** begin Input data **

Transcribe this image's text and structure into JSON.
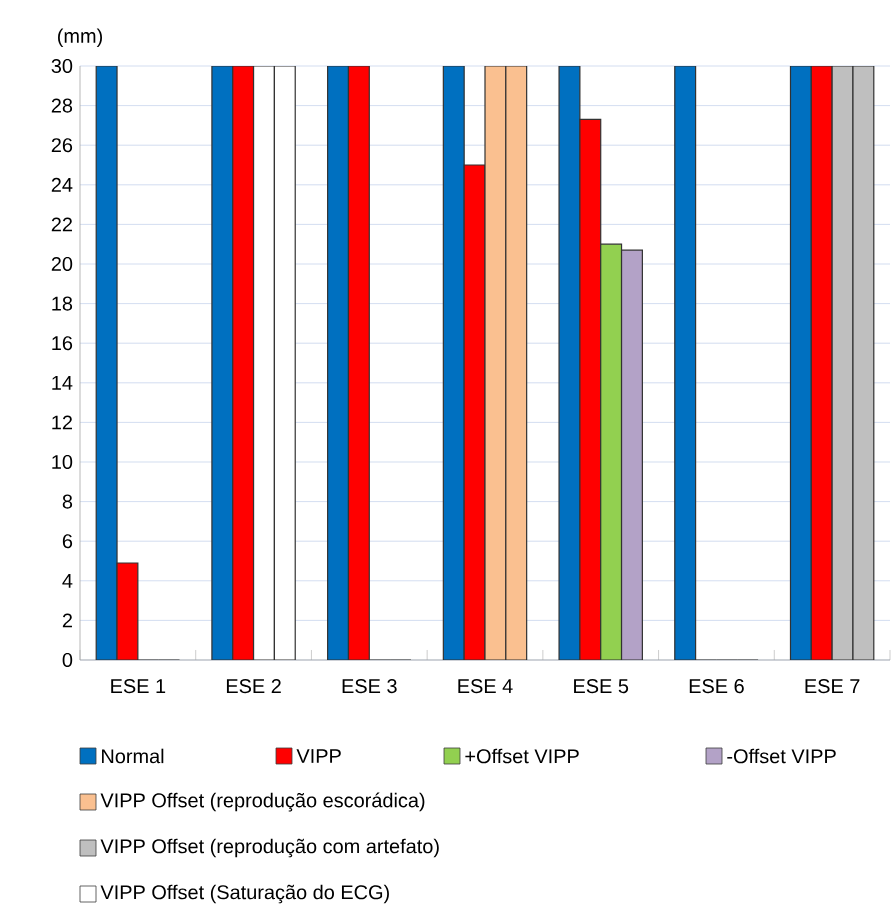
{
  "chart_data": {
    "type": "bar",
    "ylabel": "(mm)",
    "categories": [
      "ESE 1",
      "ESE 2",
      "ESE 3",
      "ESE 4",
      "ESE 5",
      "ESE 6",
      "ESE 7"
    ],
    "ylim": [
      0,
      30
    ],
    "yticks": [
      0,
      2,
      4,
      6,
      8,
      10,
      12,
      14,
      16,
      18,
      20,
      22,
      24,
      26,
      28,
      30
    ],
    "grid": "y",
    "legend": "bottom",
    "series": [
      {
        "name": "Normal",
        "color": "#0070c0",
        "values": [
          30,
          30,
          30,
          30,
          30,
          30,
          30
        ]
      },
      {
        "name": "VIPP",
        "color": "#ff0000",
        "values": [
          4.9,
          30,
          30,
          25.0,
          27.3,
          0,
          30
        ]
      },
      {
        "name": "+Offset  VIPP",
        "color": "#92d050",
        "values": [
          0,
          30,
          0,
          30,
          21.0,
          0,
          30
        ],
        "colors": [
          "#92d050",
          "#ffffff",
          "#92d050",
          "#fac090",
          "#92d050",
          "#92d050",
          "#bfbfbf"
        ]
      },
      {
        "name": "-Offset VIPP",
        "color": "#b3a2c7",
        "values": [
          0,
          30,
          0,
          30,
          20.7,
          0,
          30
        ],
        "colors": [
          "#b3a2c7",
          "#ffffff",
          "#b3a2c7",
          "#fac090",
          "#b3a2c7",
          "#b3a2c7",
          "#bfbfbf"
        ]
      },
      {
        "name": "VIPP  Offset (reprodução escorádica)",
        "color": "#fac090",
        "values": [
          null,
          null,
          null,
          null,
          null,
          null,
          null
        ]
      },
      {
        "name": "VIPP  Offset (reprodução com artefato)",
        "color": "#bfbfbf",
        "values": [
          null,
          null,
          null,
          null,
          null,
          null,
          null
        ]
      },
      {
        "name": "VIPP  Offset (Saturação do ECG)",
        "color": "#ffffff",
        "values": [
          null,
          null,
          null,
          null,
          null,
          null,
          null
        ]
      }
    ]
  }
}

** end Input data **

_Instruction_. Return each line of the data that contains the string "Offset".

_Reply_.
        "name": "+Offset  VIPP",
        "name": "-Offset VIPP",
        "name": "VIPP  Offset (reprodução escorádica)",
        "name": "VIPP  Offset (reprodução com artefato)",
        "name": "VIPP  Offset (Saturação do ECG)",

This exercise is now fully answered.